# TO BE DONE
Print every one of the rows below word for word, leaving out the pictures.

Image region annotations:
<<<<

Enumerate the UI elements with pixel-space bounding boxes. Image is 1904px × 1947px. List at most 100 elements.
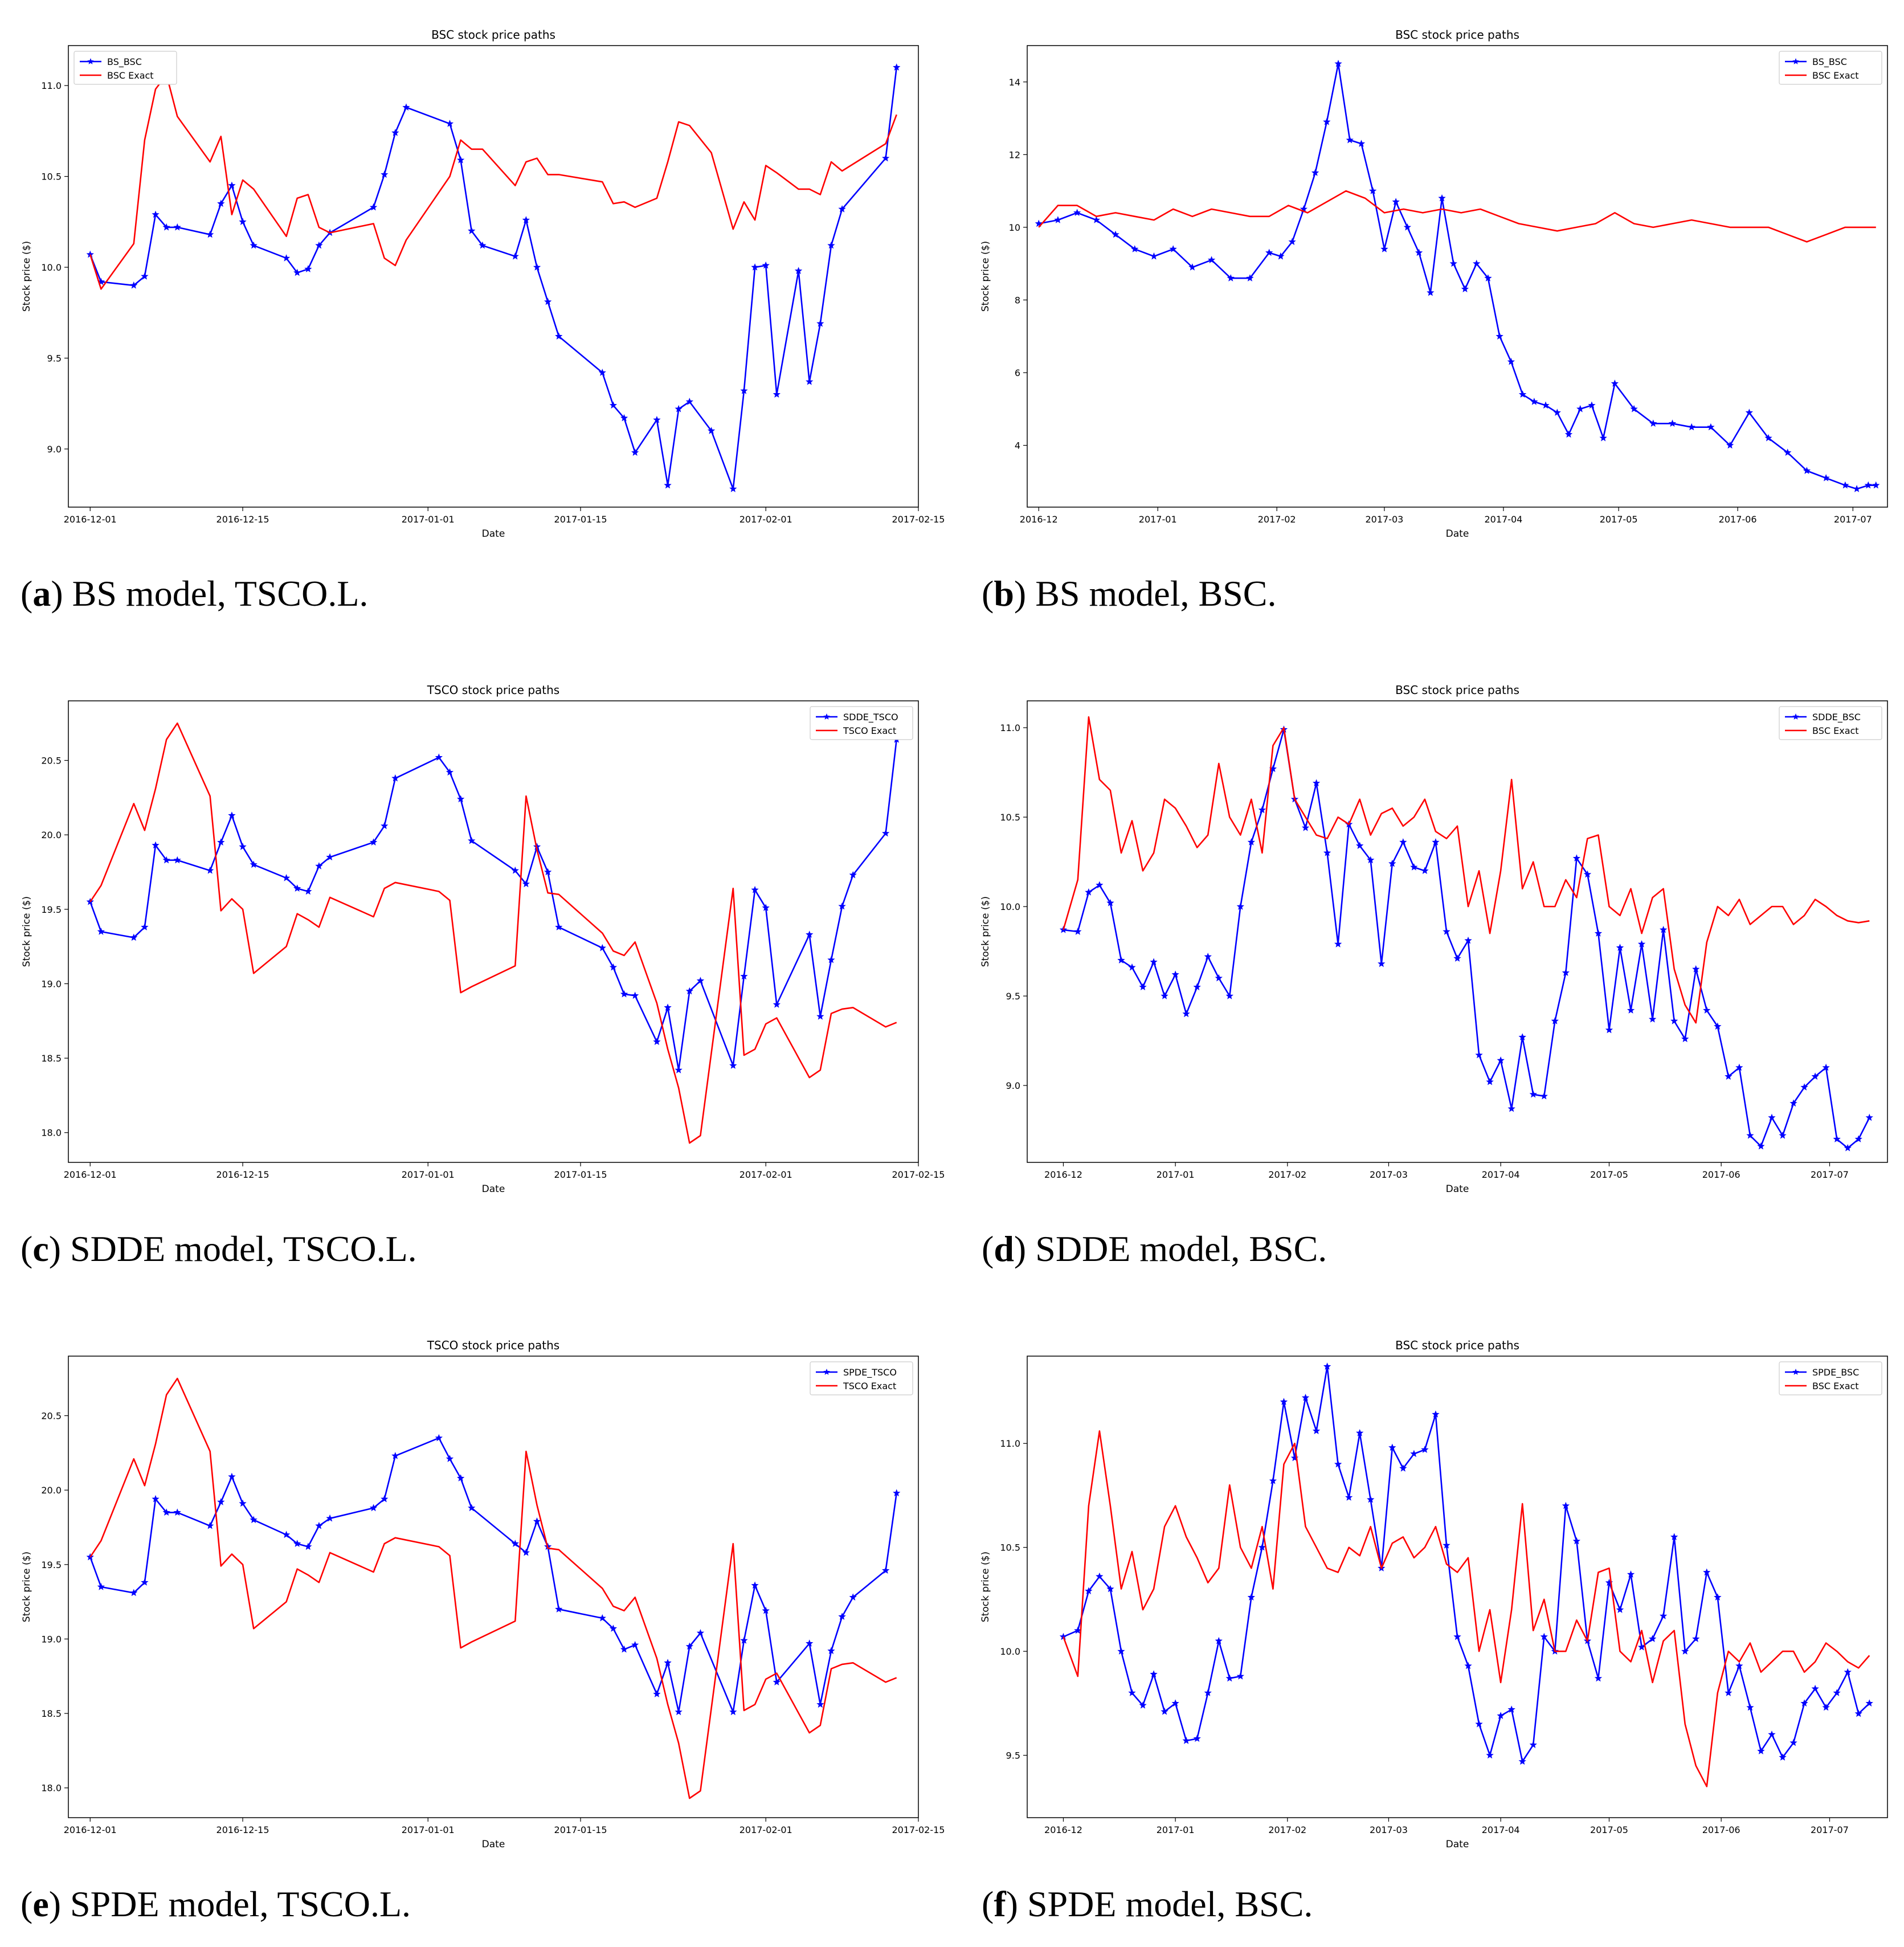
- chart-title: BSC stock price paths: [1395, 683, 1519, 697]
- data-point-marker: [162, 1508, 170, 1516]
- data-point-marker: [369, 838, 378, 846]
- data-point-marker: [664, 1003, 672, 1011]
- data-point-marker: [1096, 1572, 1104, 1580]
- data-point-marker: [751, 885, 759, 893]
- data-point-marker: [1648, 1015, 1657, 1023]
- data-point-marker: [1388, 1443, 1396, 1451]
- data-point-marker: [326, 853, 334, 860]
- data-point-marker: [1288, 238, 1296, 246]
- x-axis-label: Date: [482, 528, 505, 540]
- data-point-marker: [1822, 1063, 1830, 1071]
- data-point-marker: [762, 261, 770, 269]
- plot-frame: [68, 1356, 919, 1818]
- data-point-marker: [1833, 1135, 1841, 1142]
- data-point-marker: [141, 923, 149, 930]
- data-point-marker: [1529, 1741, 1537, 1748]
- x-tick-label: 2017-02: [1268, 1169, 1306, 1180]
- data-point-marker: [1583, 870, 1592, 878]
- data-point-marker: [1280, 1398, 1288, 1405]
- data-point-marker: [1475, 1051, 1483, 1059]
- y-tick-label: 10.5: [41, 172, 62, 182]
- data-point-marker: [315, 241, 323, 249]
- data-point-marker: [598, 1614, 606, 1622]
- data-point-marker: [1334, 59, 1342, 67]
- data-point-marker: [1616, 944, 1624, 951]
- data-point-marker: [1599, 434, 1607, 442]
- y-tick-label: 19.5: [41, 1560, 62, 1570]
- chart-panel-d: BSC stock price paths 2016-12 2017-01 2017-…: [952, 655, 1904, 1305]
- data-point-marker: [1432, 1410, 1440, 1418]
- data-point-marker: [130, 1589, 138, 1597]
- data-point-marker: [806, 1639, 814, 1647]
- data-point-marker: [173, 856, 181, 864]
- data-point-marker: [1265, 248, 1273, 256]
- data-point-marker: [326, 1514, 334, 1522]
- data-point-marker: [533, 263, 541, 271]
- data-point-marker: [631, 448, 639, 456]
- x-tick-label: 2016-12-15: [216, 1824, 269, 1835]
- y-axis-label: Stock price ($): [21, 1552, 32, 1622]
- data-point-marker: [391, 1452, 399, 1459]
- data-point-marker: [1236, 1672, 1244, 1680]
- data-point-marker: [1872, 481, 1880, 489]
- data-point-marker: [620, 990, 628, 998]
- data-point-marker: [1529, 1090, 1537, 1098]
- data-point-marker: [1357, 140, 1366, 147]
- data-point-marker: [685, 1642, 693, 1650]
- legend: SDDE_BSC BSC Exact: [1779, 706, 1882, 740]
- caption-e-letter: e: [32, 1884, 49, 1924]
- data-point-marker: [1605, 1578, 1613, 1586]
- data-point-marker: [1092, 216, 1100, 223]
- data-point-marker: [228, 181, 236, 189]
- data-point-marker: [206, 230, 214, 238]
- legend-box: [1779, 1361, 1882, 1395]
- data-point-marker: [1572, 1537, 1580, 1545]
- data-point-marker: [1484, 274, 1492, 281]
- data-point-marker: [1660, 1612, 1668, 1619]
- data-point-marker: [391, 774, 399, 782]
- chart-b-svg: BSC stock price paths 2016-12 2017-01 2017-…: [980, 28, 1888, 540]
- x-tick-label: 2017-01-01: [402, 514, 455, 525]
- data-point-marker: [1757, 1747, 1765, 1754]
- x-tick-label: 2017-02-15: [892, 514, 945, 525]
- data-point-marker: [1225, 1674, 1233, 1682]
- data-point-marker: [729, 1708, 737, 1716]
- data-point-marker: [555, 1605, 563, 1613]
- data-point-marker: [162, 223, 170, 231]
- data-point-marker: [250, 1516, 258, 1524]
- x-tick-label: 2017-03: [1365, 514, 1403, 525]
- data-point-marker: [675, 1066, 683, 1073]
- data-point-marker: [1380, 245, 1388, 252]
- plot-frame: [68, 45, 919, 508]
- data-point-marker: [1443, 928, 1451, 935]
- y-tick-label: 18.5: [41, 1053, 62, 1064]
- y-tick-label: 18.0: [41, 1128, 62, 1138]
- data-point-marker: [1085, 888, 1093, 896]
- caption-b: (b) BS model, BSC.: [982, 573, 1277, 614]
- data-point-marker: [1588, 401, 1596, 409]
- series-line-BSC Exact: [1063, 1430, 1870, 1787]
- data-point-marker: [1128, 963, 1136, 971]
- caption-e-text: SPDE model, TSCO.L.: [70, 1884, 411, 1924]
- data-point-marker: [1746, 1131, 1754, 1139]
- legend-label: BSC Exact: [1812, 70, 1859, 81]
- data-point-marker: [653, 1038, 661, 1045]
- data-point-marker: [1703, 1568, 1711, 1576]
- data-point-marker: [435, 753, 443, 761]
- x-tick-label: 2017-01: [1139, 514, 1177, 525]
- data-point-marker: [1073, 209, 1081, 216]
- data-point-marker: [1475, 1720, 1483, 1728]
- data-point-marker: [1161, 1707, 1168, 1715]
- data-point-marker: [1572, 854, 1580, 862]
- caption-f-text: SPDE model, BSC.: [1027, 1884, 1313, 1924]
- y-axis-label: Stock price ($): [980, 896, 991, 967]
- data-point-marker: [1497, 1056, 1505, 1064]
- data-point-marker: [1745, 409, 1753, 416]
- data-point-marker: [1757, 1142, 1765, 1150]
- x-tick-label: 2017-02-01: [739, 514, 792, 525]
- data-point-marker: [1649, 419, 1657, 427]
- series-line-SDDE_BSC: [1063, 728, 1870, 1149]
- x-axis-label: Date: [482, 1839, 505, 1850]
- data-point-marker: [1207, 256, 1216, 263]
- data-point-marker: [1388, 859, 1396, 867]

>>>>

# FULL OUTPUT
Enumerate the UI elements with pixel-space bounding boxes. Image is 1904px × 1947px. List at most 100 elements.
- chart-title: BSC stock price paths: [1395, 683, 1519, 697]
- data-point-marker: [162, 1508, 170, 1516]
- data-point-marker: [369, 838, 378, 846]
- data-point-marker: [664, 1003, 672, 1011]
- data-point-marker: [1096, 1572, 1104, 1580]
- data-point-marker: [751, 885, 759, 893]
- data-point-marker: [1648, 1015, 1657, 1023]
- data-point-marker: [1388, 1443, 1396, 1451]
- data-point-marker: [326, 853, 334, 860]
- data-point-marker: [1288, 238, 1296, 246]
- x-axis-label: Date: [482, 528, 505, 540]
- data-point-marker: [1822, 1063, 1830, 1071]
- data-point-marker: [762, 261, 770, 269]
- plot-frame: [68, 1356, 919, 1818]
- data-point-marker: [1833, 1135, 1841, 1142]
- data-point-marker: [141, 923, 149, 930]
- data-point-marker: [1529, 1741, 1537, 1748]
- x-tick-label: 2017-02: [1268, 1169, 1306, 1180]
- data-point-marker: [1583, 870, 1592, 878]
- data-point-marker: [1280, 1398, 1288, 1405]
- data-point-marker: [1475, 1051, 1483, 1059]
- y-tick-label: 10.5: [41, 172, 62, 182]
- data-point-marker: [315, 241, 323, 249]
- data-point-marker: [598, 1614, 606, 1622]
- data-point-marker: [1334, 59, 1342, 67]
- data-point-marker: [1616, 944, 1624, 951]
- data-point-marker: [1599, 434, 1607, 442]
- y-tick-label: 19.5: [41, 1560, 62, 1570]
- chart-panel-d: BSC stock price paths 2016-12 2017-01 2017-…: [952, 655, 1904, 1305]
- data-point-marker: [1432, 1410, 1440, 1418]
- data-point-marker: [130, 1589, 138, 1597]
- data-point-marker: [806, 1639, 814, 1647]
- data-point-marker: [173, 856, 181, 864]
- data-point-marker: [1265, 248, 1273, 256]
- data-point-marker: [326, 1514, 334, 1522]
- data-point-marker: [533, 263, 541, 271]
- data-point-marker: [631, 448, 639, 456]
- x-tick-label: 2016-12-15: [216, 1824, 269, 1835]
- y-axis-label: Stock price ($): [21, 1552, 32, 1622]
- data-point-marker: [391, 1452, 399, 1459]
- data-point-marker: [1236, 1672, 1244, 1680]
- data-point-marker: [1872, 481, 1880, 489]
- data-point-marker: [620, 990, 628, 998]
- data-point-marker: [1529, 1090, 1537, 1098]
- data-point-marker: [1357, 140, 1366, 147]
- data-point-marker: [685, 1642, 693, 1650]
- legend: SDDE_BSC BSC Exact: [1779, 706, 1882, 740]
- caption-e-letter: e: [32, 1884, 49, 1924]
- data-point-marker: [1605, 1578, 1613, 1586]
- data-point-marker: [1092, 216, 1100, 223]
- data-point-marker: [228, 181, 236, 189]
- data-point-marker: [206, 230, 214, 238]
- legend-box: [1779, 1361, 1882, 1395]
- data-point-marker: [1572, 1537, 1580, 1545]
- data-point-marker: [1484, 274, 1492, 281]
- data-point-marker: [1660, 1612, 1668, 1619]
- data-point-marker: [391, 774, 399, 782]
- chart-b-svg: BSC stock price paths 2016-12 2017-01 2017-…: [980, 28, 1888, 540]
- x-tick-label: 2017-01-01: [402, 514, 455, 525]
- data-point-marker: [1757, 1747, 1765, 1754]
- x-tick-label: 2017-02-15: [892, 514, 945, 525]
- data-point-marker: [1225, 1674, 1233, 1682]
- data-point-marker: [729, 1708, 737, 1716]
- data-point-marker: [555, 1605, 563, 1613]
- data-point-marker: [162, 223, 170, 231]
- data-point-marker: [250, 1516, 258, 1524]
- x-tick-label: 2017-03: [1365, 514, 1403, 525]
- data-point-marker: [675, 1066, 683, 1073]
- data-point-marker: [1380, 245, 1388, 252]
- plot-frame: [68, 45, 919, 508]
- data-point-marker: [1443, 928, 1451, 935]
- y-tick-label: 18.5: [41, 1053, 62, 1064]
- y-tick-label: 18.0: [41, 1128, 62, 1138]
- data-point-marker: [1085, 888, 1093, 896]
- caption-b: (b) BS model, BSC.: [982, 573, 1277, 614]
- data-point-marker: [1588, 401, 1596, 409]
- series-line-BSC Exact: [1063, 1430, 1870, 1787]
- data-point-marker: [1128, 963, 1136, 971]
- caption-e-text: SPDE model, TSCO.L.: [70, 1884, 411, 1924]
- data-point-marker: [1746, 1131, 1754, 1139]
- legend-label: BSC Exact: [1812, 70, 1859, 81]
- data-point-marker: [653, 1038, 661, 1045]
- data-point-marker: [1703, 1568, 1711, 1576]
- data-point-marker: [435, 753, 443, 761]
- x-tick-label: 2017-01: [1139, 514, 1177, 525]
- data-point-marker: [1073, 209, 1081, 216]
- data-point-marker: [1475, 1720, 1483, 1728]
- data-point-marker: [1161, 1707, 1168, 1715]
- data-point-marker: [1572, 854, 1580, 862]
- caption-f-text: SPDE model, BSC.: [1027, 1884, 1313, 1924]
- y-axis-label: Stock price ($): [980, 896, 991, 967]
- data-point-marker: [1497, 1056, 1505, 1064]
- data-point-marker: [1745, 409, 1753, 416]
- data-point-marker: [1757, 1142, 1765, 1150]
- x-tick-label: 2017-02-01: [739, 514, 792, 525]
- data-point-marker: [1649, 419, 1657, 427]
- series-line-SDDE_BSC: [1063, 728, 1870, 1149]
- x-axis-label: Date: [482, 1839, 505, 1850]
- data-point-marker: [1207, 256, 1216, 263]
- data-point-marker: [1388, 859, 1396, 867]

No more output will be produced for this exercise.